**Requirements:** In the data below, find every line with the string "apparente" and pull it out.

**Task inputs:**
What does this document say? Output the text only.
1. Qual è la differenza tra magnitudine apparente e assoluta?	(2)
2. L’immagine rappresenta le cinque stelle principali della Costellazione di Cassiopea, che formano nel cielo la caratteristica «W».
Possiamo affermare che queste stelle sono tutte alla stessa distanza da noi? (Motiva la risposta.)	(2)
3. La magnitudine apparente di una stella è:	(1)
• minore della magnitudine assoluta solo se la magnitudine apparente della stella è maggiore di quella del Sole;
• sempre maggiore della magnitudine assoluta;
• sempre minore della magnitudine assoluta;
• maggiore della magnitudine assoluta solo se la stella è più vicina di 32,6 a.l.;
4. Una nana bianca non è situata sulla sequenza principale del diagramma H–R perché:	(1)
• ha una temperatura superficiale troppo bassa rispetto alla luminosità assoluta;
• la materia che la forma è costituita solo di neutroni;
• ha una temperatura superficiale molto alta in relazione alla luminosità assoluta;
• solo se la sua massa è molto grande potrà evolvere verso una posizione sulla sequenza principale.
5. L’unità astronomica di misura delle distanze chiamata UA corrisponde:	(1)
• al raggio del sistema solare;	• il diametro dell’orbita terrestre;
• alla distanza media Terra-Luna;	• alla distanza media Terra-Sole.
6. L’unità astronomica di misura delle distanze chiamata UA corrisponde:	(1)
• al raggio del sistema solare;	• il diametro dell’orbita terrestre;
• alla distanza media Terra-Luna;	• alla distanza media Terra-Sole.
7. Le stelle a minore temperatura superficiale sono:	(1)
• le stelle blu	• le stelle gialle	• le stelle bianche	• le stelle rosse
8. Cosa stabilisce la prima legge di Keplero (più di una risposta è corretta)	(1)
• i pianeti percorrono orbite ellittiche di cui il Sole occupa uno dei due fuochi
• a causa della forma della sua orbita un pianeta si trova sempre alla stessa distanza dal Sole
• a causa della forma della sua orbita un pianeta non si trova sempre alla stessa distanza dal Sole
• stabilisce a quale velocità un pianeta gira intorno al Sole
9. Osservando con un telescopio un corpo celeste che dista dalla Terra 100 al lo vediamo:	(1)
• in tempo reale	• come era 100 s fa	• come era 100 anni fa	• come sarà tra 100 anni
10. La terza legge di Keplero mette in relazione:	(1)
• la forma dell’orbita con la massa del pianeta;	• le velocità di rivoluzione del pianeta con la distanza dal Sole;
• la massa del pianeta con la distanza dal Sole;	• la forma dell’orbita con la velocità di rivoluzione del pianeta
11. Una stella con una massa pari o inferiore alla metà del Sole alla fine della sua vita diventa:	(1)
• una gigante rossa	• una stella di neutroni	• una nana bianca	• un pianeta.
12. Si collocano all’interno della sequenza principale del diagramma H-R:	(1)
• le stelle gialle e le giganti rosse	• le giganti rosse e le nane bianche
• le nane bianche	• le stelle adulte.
---
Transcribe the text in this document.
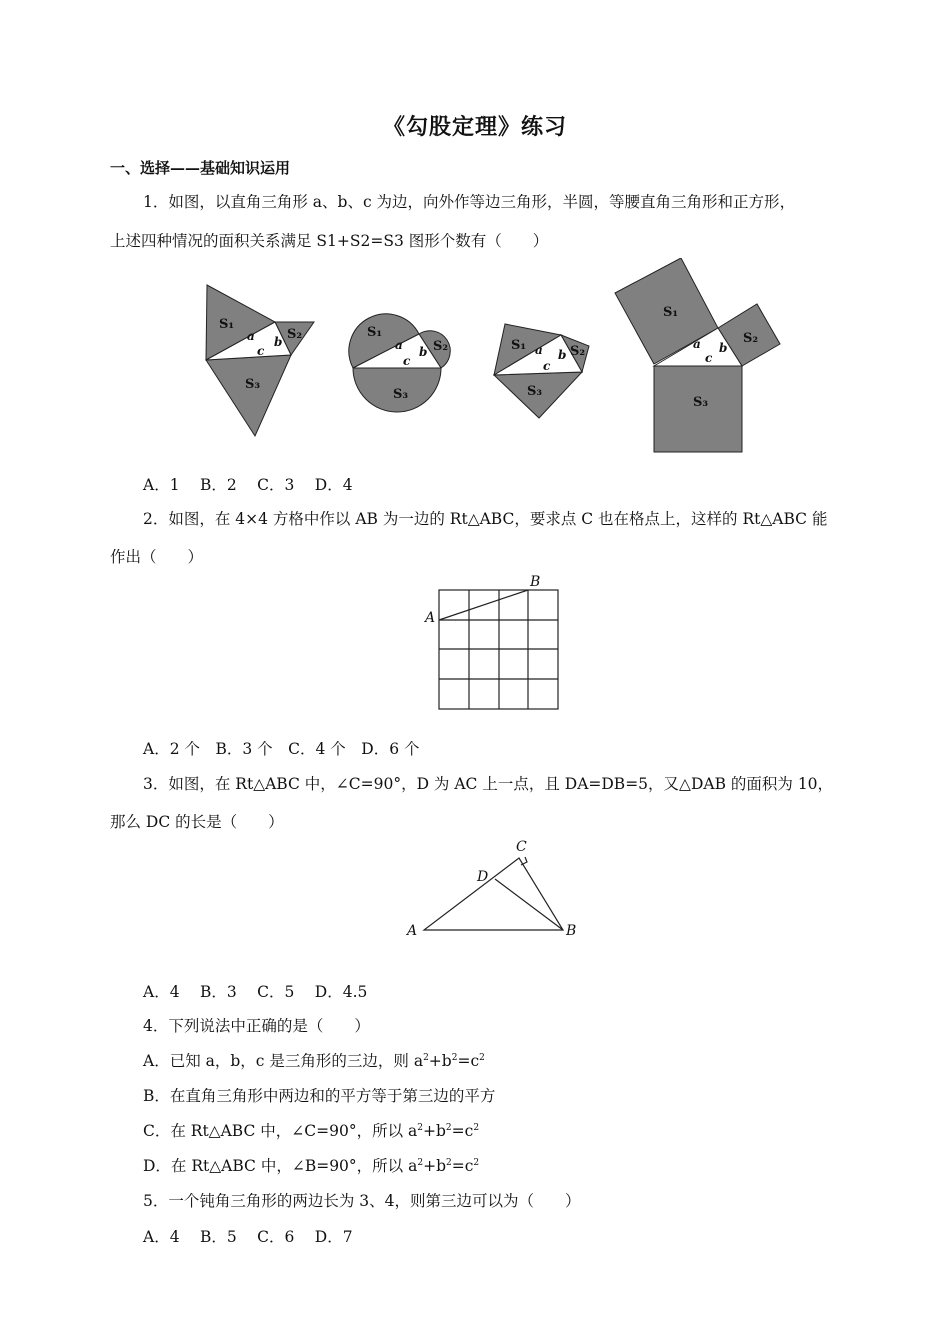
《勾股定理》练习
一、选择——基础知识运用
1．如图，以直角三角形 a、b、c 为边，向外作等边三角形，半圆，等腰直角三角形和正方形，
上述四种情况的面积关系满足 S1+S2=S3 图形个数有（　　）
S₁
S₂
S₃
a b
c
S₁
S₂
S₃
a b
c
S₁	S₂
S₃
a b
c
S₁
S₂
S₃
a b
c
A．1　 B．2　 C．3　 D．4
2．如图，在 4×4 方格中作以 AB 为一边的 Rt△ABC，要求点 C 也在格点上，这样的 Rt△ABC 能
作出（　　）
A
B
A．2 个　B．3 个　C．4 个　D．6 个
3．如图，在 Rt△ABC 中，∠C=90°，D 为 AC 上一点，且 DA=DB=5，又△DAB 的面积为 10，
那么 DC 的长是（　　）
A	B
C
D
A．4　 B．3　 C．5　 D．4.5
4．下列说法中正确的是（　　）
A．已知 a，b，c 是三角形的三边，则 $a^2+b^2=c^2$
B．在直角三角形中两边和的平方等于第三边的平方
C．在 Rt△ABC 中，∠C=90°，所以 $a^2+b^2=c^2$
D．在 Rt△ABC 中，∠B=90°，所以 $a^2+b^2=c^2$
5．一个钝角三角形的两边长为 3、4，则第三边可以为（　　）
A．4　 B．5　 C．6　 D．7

**Output of the exercise:**
1. Qual è la differenza tra magnitudine apparente e assoluta?	(2)
3. La magnitudine apparente di una stella è:	(1)
• minore della magnitudine assoluta solo se la magnitudine apparente della stella è maggiore di quella del Sole;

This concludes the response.